-------- Source records --------
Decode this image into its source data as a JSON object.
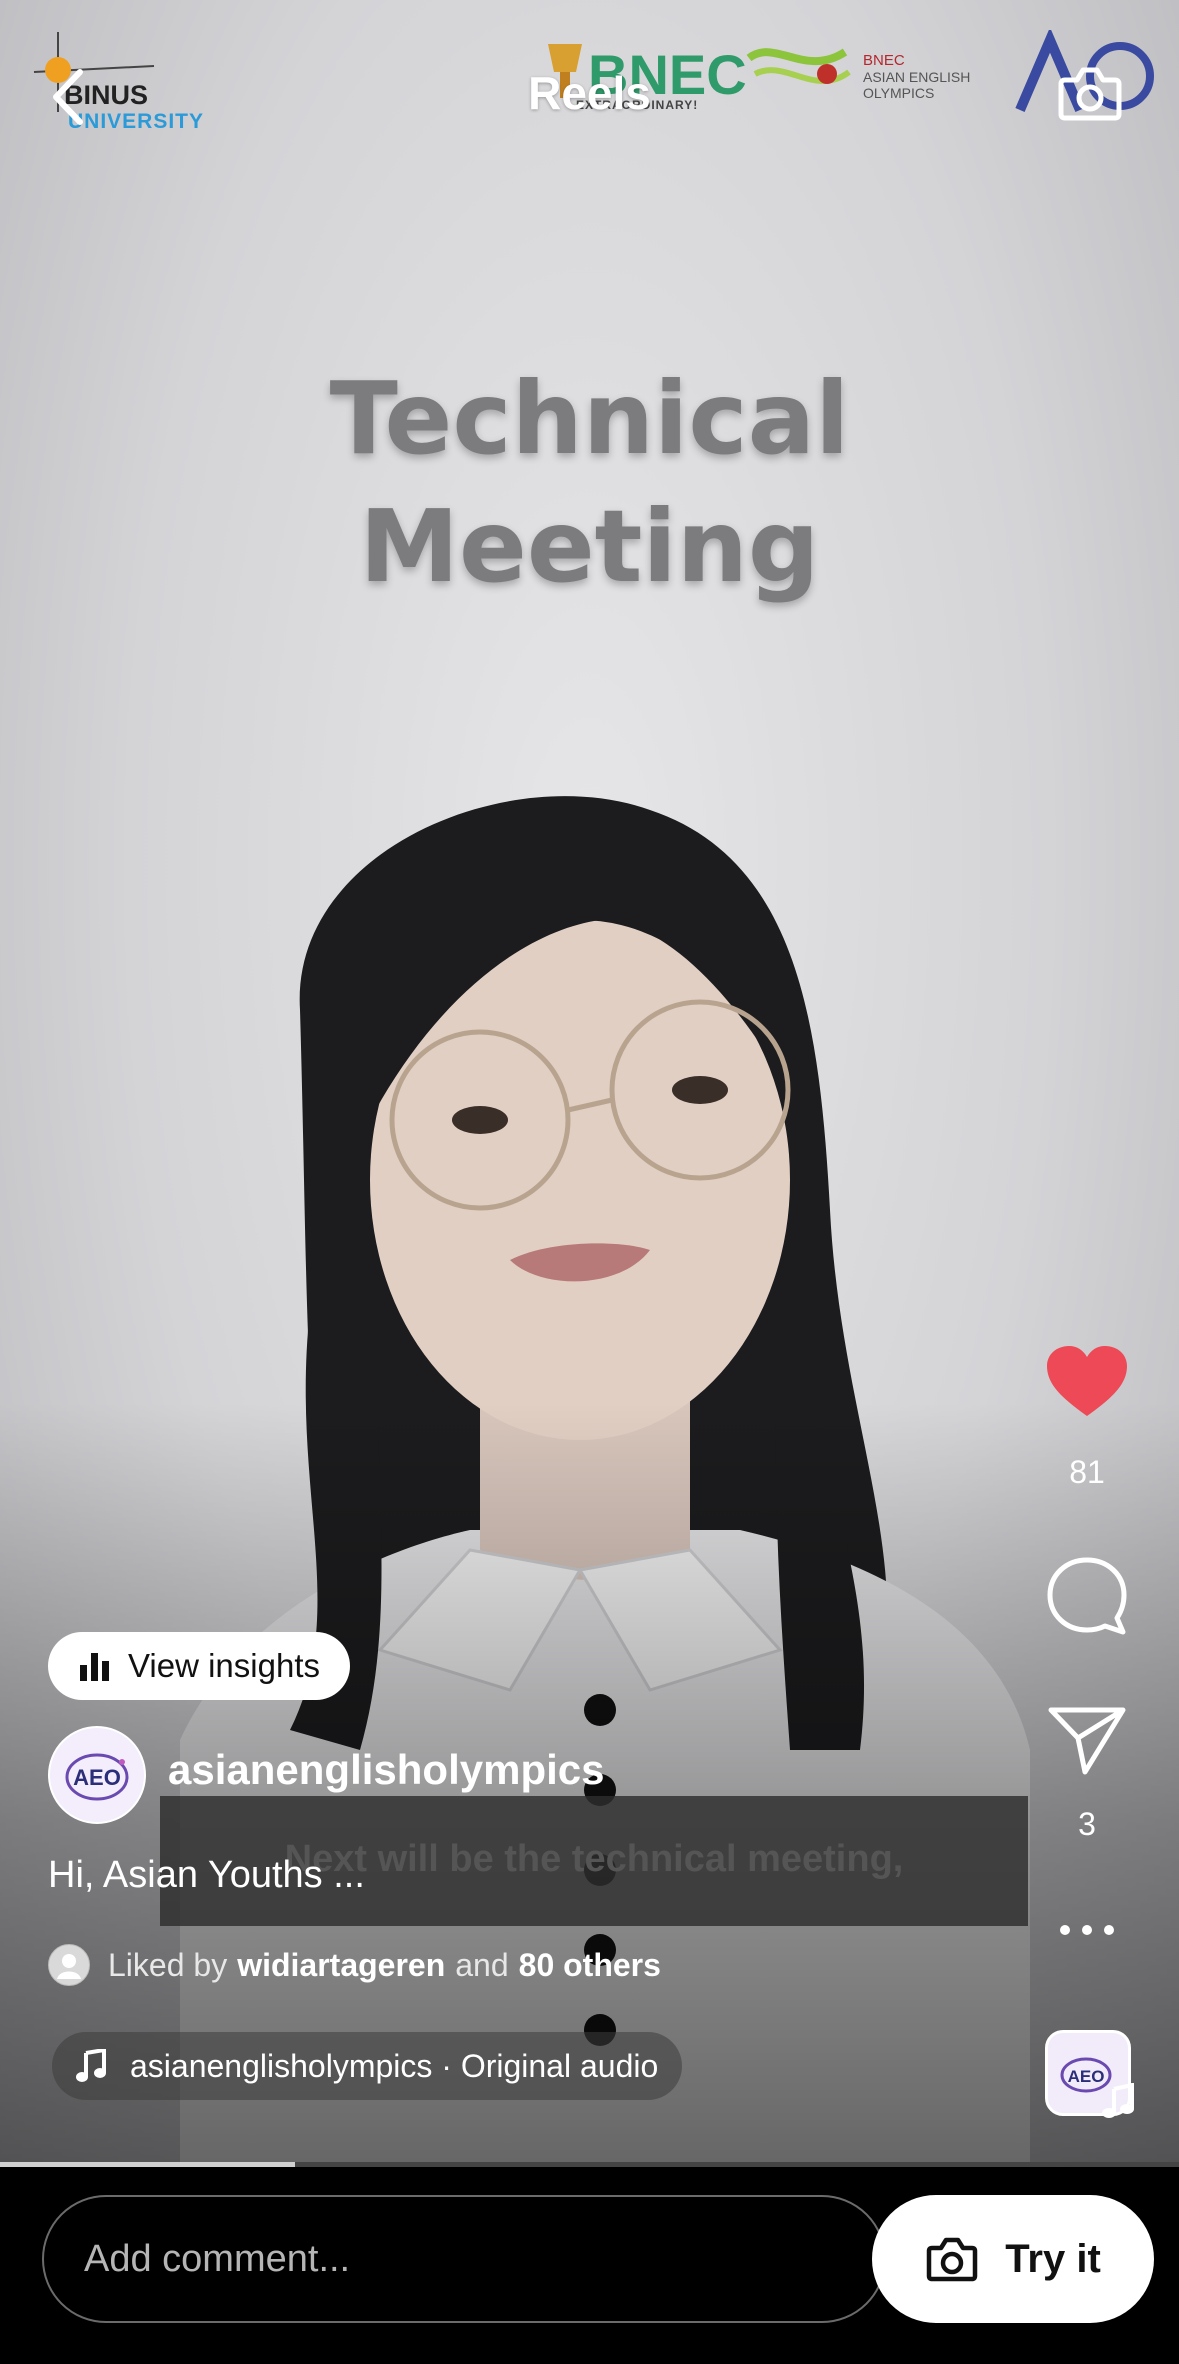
{
  "header": {
    "title": "Reels",
    "back_icon": "chevron-left-icon",
    "camera_icon": "camera-icon"
  },
  "video": {
    "headline_line1": "Technical",
    "headline_line2": "Meeting",
    "subtitle": "Next will be the technical meeting,",
    "sponsor_logos": {
      "binus_line1": "BINUS",
      "binus_line2": "UNIVERSITY",
      "bnec_name": "BNEC",
      "bnec_tagline": "EXTRAORDINARY!",
      "aeo_line1": "BNEC",
      "aeo_line2": "ASIAN ENGLISH OLYMPICS"
    }
  },
  "actions": {
    "like_count": "81",
    "share_count": "3",
    "like_color": "#ed4956"
  },
  "post": {
    "insights_label": "View insights",
    "username": "asianenglisholympics",
    "avatar_text": "AEO",
    "caption": "Hi, Asian Youths ...",
    "liked_prefix": "Liked by",
    "liked_user": "widiartageren",
    "liked_mid": "and",
    "liked_others": "80 others",
    "audio_label": "asianenglisholympics · Original audio",
    "audio_thumb_text": "AEO"
  },
  "playback": {
    "progress": 0.25
  },
  "footer": {
    "comment_placeholder": "Add comment...",
    "try_label": "Try it"
  }
}
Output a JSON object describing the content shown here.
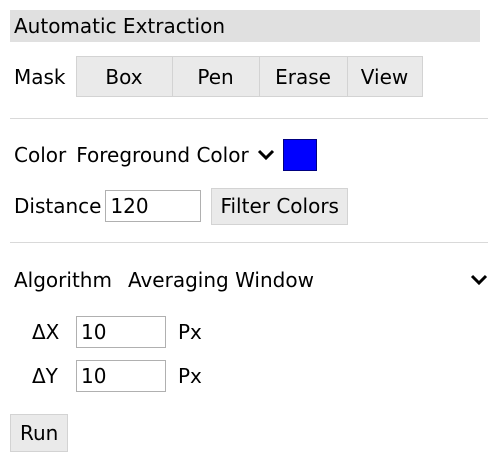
{
  "header": {
    "title": "Automatic Extraction"
  },
  "mask": {
    "label": "Mask",
    "buttons": [
      "Box",
      "Pen",
      "Erase",
      "View"
    ]
  },
  "color": {
    "label": "Color",
    "selected": "Foreground Color",
    "swatch_color": "#0000ff"
  },
  "distance": {
    "label": "Distance",
    "value": "120",
    "filter_label": "Filter Colors"
  },
  "algorithm": {
    "label": "Algorithm",
    "selected": "Averaging Window",
    "dx": {
      "label": "ΔX",
      "value": "10",
      "unit": "Px"
    },
    "dy": {
      "label": "ΔY",
      "value": "10",
      "unit": "Px"
    }
  },
  "run_label": "Run"
}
--------
Each record above should be copied character for character, with pictures dropped.

Decode this image into its source data as a JSON object.
{
  "header": {
    "title": "Reels",
    "back_icon": "chevron-left-icon",
    "camera_icon": "camera-icon"
  },
  "video": {
    "headline_line1": "Technical",
    "headline_line2": "Meeting",
    "subtitle": "Next will be the technical meeting,",
    "sponsor_logos": {
      "binus_line1": "BINUS",
      "binus_line2": "UNIVERSITY",
      "bnec_name": "BNEC",
      "bnec_tagline": "EXTRAORDINARY!",
      "aeo_line1": "BNEC",
      "aeo_line2": "ASIAN ENGLISH OLYMPICS"
    }
  },
  "actions": {
    "like_count": "81",
    "share_count": "3",
    "like_color": "#ed4956"
  },
  "post": {
    "insights_label": "View insights",
    "username": "asianenglisholympics",
    "avatar_text": "AEO",
    "caption": "Hi, Asian Youths ...",
    "liked_prefix": "Liked by",
    "liked_user": "widiartageren",
    "liked_mid": "and",
    "liked_others": "80 others",
    "audio_label": "asianenglisholympics · Original audio",
    "audio_thumb_text": "AEO"
  },
  "playback": {
    "progress": 0.25
  },
  "footer": {
    "comment_placeholder": "Add comment...",
    "try_label": "Try it"
  }
}
Output a JSON object describing the content shown here.
{
  "header": {
    "title": "Automatic Extraction"
  },
  "mask": {
    "label": "Mask",
    "buttons": [
      "Box",
      "Pen",
      "Erase",
      "View"
    ]
  },
  "color": {
    "label": "Color",
    "selected": "Foreground Color",
    "swatch_color": "#0000ff"
  },
  "distance": {
    "label": "Distance",
    "value": "120",
    "filter_label": "Filter Colors"
  },
  "algorithm": {
    "label": "Algorithm",
    "selected": "Averaging Window",
    "dx": {
      "label": "ΔX",
      "value": "10",
      "unit": "Px"
    },
    "dy": {
      "label": "ΔY",
      "value": "10",
      "unit": "Px"
    }
  },
  "run_label": "Run"
}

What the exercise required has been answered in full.